▶ **GOAL**: Write the number of lines holding the word "into", and nothing else.

▶ **INPUT**:
---

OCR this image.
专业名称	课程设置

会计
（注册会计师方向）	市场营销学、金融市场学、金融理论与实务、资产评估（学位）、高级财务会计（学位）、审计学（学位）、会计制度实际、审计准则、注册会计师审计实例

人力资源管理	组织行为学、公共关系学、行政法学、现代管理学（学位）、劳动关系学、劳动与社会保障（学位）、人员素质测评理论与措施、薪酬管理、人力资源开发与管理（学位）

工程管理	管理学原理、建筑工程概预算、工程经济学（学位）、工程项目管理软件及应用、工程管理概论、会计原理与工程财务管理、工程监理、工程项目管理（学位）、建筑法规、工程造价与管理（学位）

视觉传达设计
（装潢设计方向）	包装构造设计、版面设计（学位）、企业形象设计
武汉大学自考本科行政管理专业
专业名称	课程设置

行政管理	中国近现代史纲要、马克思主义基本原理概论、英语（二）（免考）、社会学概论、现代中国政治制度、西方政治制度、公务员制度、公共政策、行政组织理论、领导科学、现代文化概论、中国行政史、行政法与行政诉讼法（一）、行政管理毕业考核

---

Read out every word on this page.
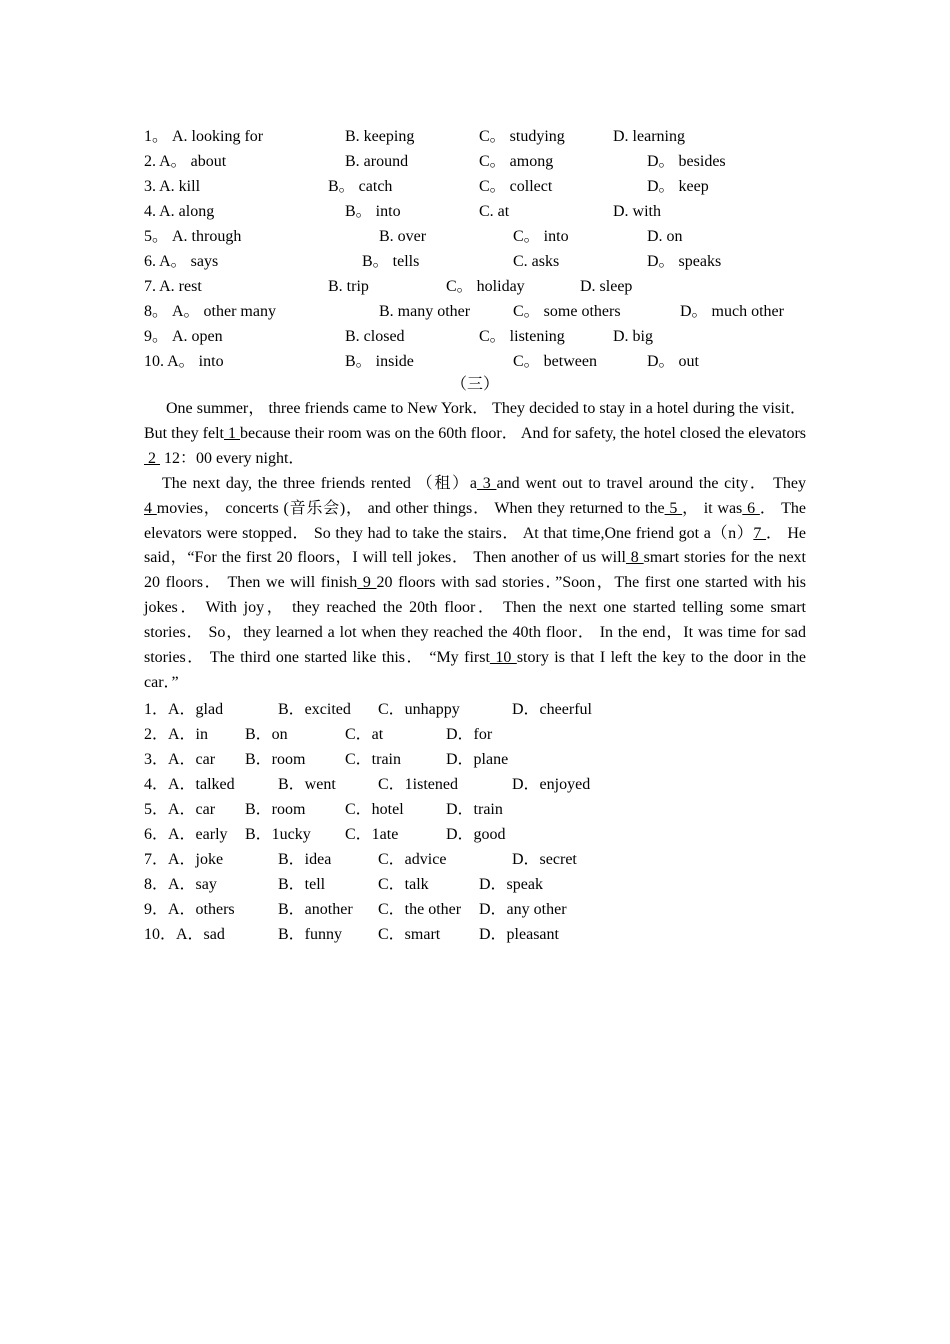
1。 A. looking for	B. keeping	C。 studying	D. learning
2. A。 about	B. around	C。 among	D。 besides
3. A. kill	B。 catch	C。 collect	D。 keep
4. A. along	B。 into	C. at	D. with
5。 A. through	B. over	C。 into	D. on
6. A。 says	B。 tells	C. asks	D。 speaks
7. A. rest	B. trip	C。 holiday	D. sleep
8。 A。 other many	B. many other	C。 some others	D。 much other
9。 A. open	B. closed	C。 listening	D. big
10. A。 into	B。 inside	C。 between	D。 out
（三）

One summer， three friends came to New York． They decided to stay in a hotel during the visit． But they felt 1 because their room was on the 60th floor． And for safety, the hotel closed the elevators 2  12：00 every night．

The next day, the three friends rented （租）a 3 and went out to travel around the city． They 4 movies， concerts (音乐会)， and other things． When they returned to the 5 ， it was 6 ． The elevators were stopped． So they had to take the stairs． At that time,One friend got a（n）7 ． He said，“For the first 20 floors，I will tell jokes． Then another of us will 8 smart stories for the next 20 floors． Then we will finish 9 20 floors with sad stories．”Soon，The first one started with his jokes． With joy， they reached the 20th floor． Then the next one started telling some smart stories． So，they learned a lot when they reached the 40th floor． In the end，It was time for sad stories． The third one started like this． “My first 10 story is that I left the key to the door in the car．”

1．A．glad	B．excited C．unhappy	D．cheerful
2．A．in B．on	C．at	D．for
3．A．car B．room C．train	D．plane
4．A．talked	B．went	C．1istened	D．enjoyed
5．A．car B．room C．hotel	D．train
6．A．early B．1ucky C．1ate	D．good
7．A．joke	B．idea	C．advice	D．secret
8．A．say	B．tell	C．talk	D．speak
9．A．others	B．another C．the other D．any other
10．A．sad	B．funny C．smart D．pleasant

---

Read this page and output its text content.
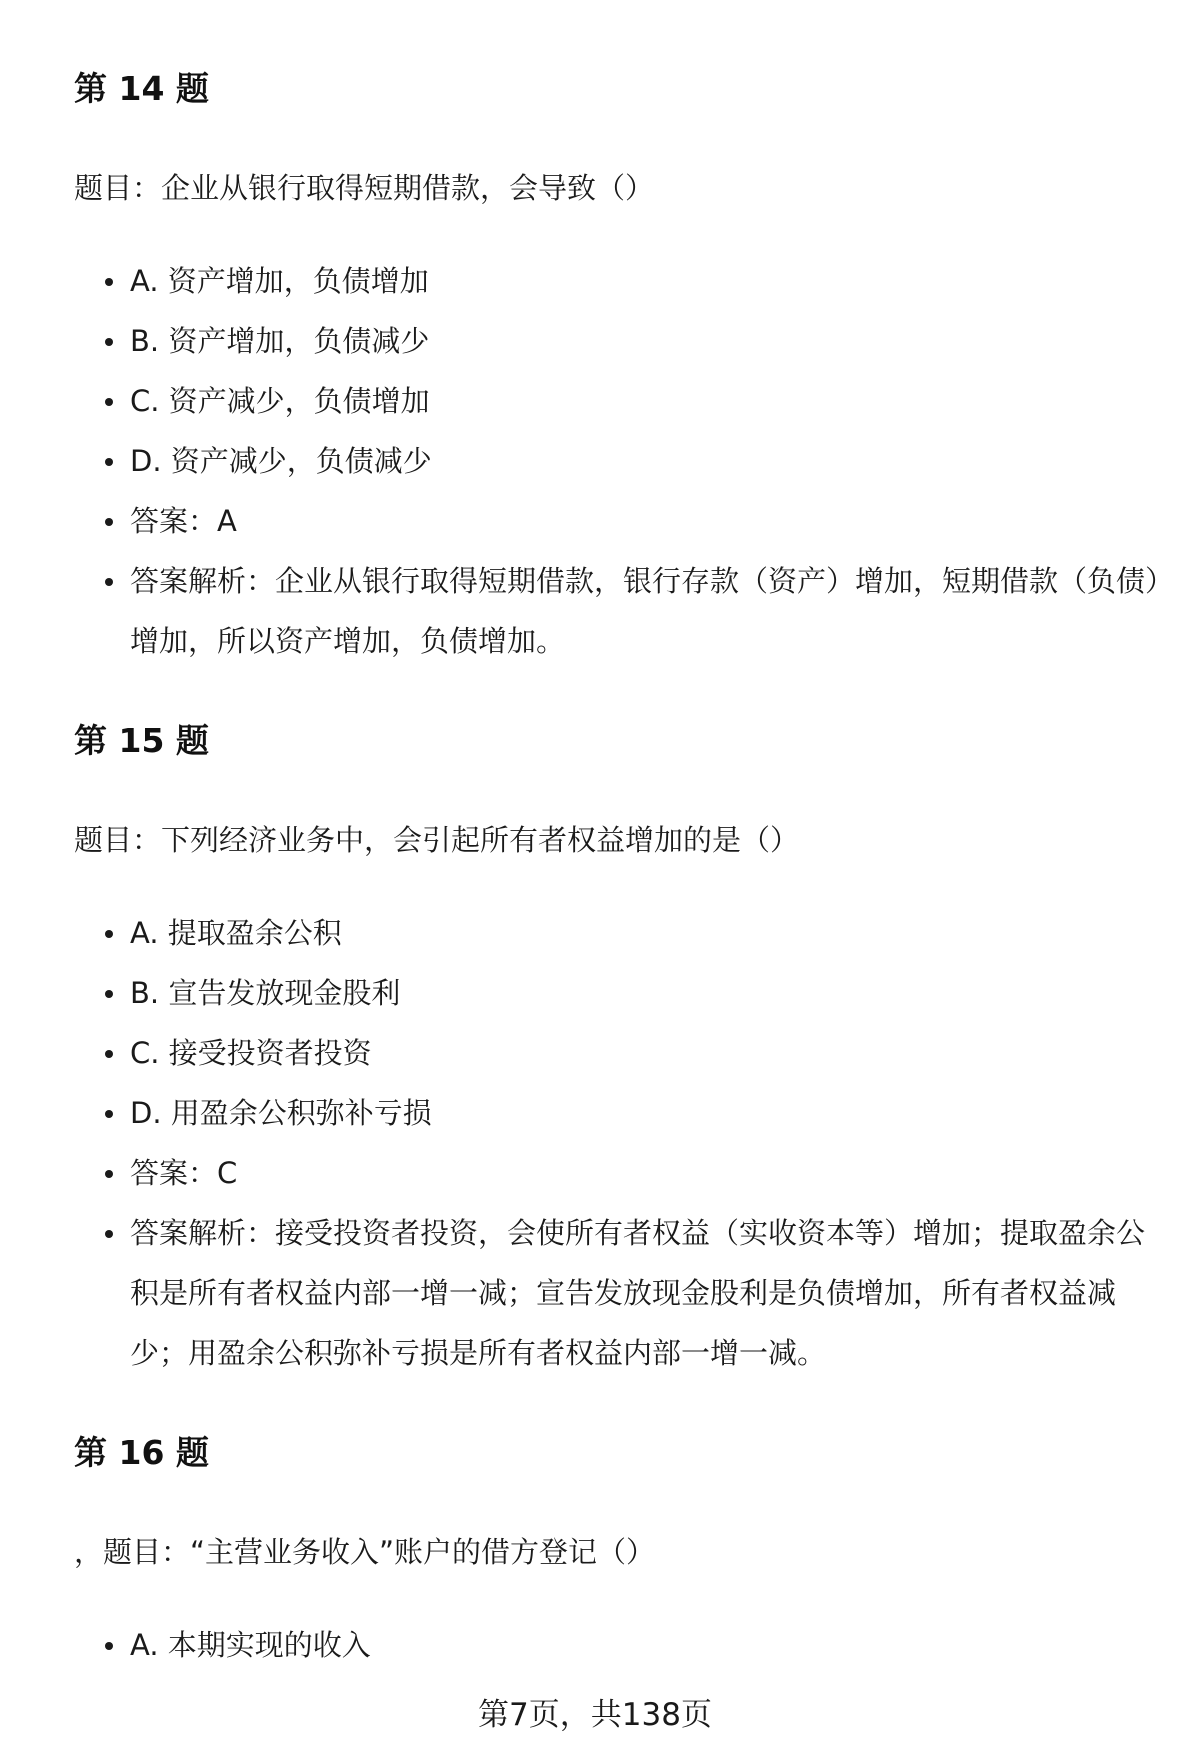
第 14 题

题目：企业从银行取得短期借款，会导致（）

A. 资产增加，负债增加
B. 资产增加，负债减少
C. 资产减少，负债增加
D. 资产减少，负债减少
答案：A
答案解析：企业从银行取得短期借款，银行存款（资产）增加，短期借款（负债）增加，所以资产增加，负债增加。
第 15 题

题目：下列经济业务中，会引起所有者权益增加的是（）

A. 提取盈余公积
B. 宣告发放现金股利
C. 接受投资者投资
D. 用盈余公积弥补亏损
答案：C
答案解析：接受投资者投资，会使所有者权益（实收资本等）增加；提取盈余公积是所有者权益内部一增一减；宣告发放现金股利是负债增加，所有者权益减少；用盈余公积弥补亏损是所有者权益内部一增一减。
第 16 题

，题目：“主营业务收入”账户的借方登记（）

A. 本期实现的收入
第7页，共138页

---

▶ **TASK SOLUTION**: 3